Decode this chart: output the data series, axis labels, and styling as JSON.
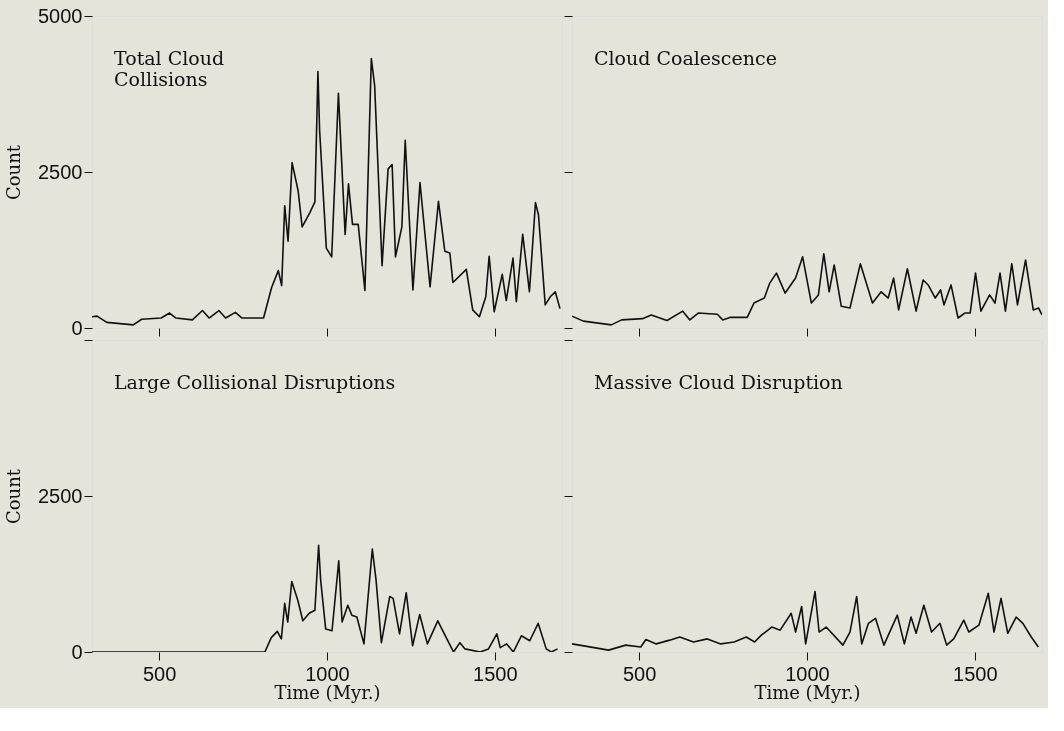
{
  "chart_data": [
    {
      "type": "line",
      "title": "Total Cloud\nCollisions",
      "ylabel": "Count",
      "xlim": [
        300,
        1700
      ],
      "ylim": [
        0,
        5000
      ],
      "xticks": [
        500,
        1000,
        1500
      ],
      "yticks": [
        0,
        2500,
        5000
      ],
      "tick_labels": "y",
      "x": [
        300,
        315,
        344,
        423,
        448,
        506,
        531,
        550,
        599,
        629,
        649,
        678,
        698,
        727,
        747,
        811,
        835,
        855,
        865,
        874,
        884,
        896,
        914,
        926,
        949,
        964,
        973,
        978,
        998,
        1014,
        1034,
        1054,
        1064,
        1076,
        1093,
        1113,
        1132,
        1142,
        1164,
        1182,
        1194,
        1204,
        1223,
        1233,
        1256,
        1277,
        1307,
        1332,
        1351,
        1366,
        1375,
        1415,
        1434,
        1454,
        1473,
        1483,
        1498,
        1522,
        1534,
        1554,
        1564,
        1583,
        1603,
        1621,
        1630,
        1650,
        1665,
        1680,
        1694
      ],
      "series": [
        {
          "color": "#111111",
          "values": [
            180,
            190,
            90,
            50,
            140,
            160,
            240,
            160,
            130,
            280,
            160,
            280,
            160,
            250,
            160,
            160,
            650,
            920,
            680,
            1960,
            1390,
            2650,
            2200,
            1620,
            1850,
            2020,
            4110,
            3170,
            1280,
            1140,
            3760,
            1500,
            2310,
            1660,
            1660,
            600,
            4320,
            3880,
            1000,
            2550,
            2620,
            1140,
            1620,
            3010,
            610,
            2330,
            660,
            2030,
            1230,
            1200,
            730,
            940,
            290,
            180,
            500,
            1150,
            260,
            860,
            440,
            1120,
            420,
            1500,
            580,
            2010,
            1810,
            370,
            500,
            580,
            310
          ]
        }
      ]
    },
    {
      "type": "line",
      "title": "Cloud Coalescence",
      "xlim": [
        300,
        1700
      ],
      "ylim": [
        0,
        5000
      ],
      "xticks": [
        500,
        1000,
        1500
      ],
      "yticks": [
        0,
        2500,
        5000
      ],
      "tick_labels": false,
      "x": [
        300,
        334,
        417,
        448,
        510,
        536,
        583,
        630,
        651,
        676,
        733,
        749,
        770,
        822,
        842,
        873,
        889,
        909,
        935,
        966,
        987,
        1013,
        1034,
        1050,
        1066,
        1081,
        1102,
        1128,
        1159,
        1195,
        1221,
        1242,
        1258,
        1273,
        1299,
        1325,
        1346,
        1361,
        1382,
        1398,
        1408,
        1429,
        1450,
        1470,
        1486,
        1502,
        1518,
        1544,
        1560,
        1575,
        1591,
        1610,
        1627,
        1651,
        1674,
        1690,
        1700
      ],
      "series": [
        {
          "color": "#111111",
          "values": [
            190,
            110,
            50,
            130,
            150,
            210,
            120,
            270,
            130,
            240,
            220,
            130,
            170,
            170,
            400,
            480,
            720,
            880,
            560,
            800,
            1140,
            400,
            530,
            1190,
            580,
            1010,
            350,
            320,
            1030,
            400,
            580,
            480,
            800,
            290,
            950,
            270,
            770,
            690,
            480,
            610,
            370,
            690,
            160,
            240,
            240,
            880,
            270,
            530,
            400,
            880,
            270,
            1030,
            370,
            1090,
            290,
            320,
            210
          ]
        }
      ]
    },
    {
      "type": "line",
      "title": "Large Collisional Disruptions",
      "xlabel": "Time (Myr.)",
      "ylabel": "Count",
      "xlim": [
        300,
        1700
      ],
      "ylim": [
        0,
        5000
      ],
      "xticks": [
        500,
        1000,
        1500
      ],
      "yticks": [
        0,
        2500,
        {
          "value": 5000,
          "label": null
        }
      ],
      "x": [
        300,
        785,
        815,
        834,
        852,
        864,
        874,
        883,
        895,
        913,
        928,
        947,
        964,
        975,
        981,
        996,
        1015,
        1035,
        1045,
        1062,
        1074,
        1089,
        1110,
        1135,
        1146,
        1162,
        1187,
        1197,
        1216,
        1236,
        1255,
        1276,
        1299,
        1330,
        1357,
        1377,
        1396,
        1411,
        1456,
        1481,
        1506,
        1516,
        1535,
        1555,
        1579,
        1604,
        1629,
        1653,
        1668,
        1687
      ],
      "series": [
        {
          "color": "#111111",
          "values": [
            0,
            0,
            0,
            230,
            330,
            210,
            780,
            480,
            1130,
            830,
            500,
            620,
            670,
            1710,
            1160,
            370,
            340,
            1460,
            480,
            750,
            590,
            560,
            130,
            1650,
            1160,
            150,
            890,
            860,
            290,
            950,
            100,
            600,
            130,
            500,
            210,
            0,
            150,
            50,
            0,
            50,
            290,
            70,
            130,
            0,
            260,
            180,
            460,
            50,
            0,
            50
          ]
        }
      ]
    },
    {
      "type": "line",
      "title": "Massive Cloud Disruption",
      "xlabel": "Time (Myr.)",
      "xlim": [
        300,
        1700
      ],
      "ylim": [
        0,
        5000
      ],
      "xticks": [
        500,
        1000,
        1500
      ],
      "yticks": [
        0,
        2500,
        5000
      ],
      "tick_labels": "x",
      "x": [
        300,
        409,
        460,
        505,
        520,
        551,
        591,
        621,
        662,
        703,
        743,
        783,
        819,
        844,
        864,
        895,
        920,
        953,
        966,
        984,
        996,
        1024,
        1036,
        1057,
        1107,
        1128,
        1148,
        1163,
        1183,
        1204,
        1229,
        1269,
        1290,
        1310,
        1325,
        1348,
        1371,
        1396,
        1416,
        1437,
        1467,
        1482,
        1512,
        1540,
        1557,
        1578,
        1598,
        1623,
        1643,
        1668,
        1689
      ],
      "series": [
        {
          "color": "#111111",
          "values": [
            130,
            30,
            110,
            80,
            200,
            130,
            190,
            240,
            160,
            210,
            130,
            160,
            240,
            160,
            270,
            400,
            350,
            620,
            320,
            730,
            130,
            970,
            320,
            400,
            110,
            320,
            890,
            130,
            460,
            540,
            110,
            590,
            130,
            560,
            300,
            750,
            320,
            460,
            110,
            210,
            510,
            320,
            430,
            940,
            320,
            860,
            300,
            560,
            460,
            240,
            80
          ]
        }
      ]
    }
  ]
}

—————

What is asked: Look above for every line with the word "Cloud" and copy it.

Result of the exercise:
      "title": "Total Cloud\nCollisions",
      "title": "Cloud Coalescence",
      "title": "Massive Cloud Disruption",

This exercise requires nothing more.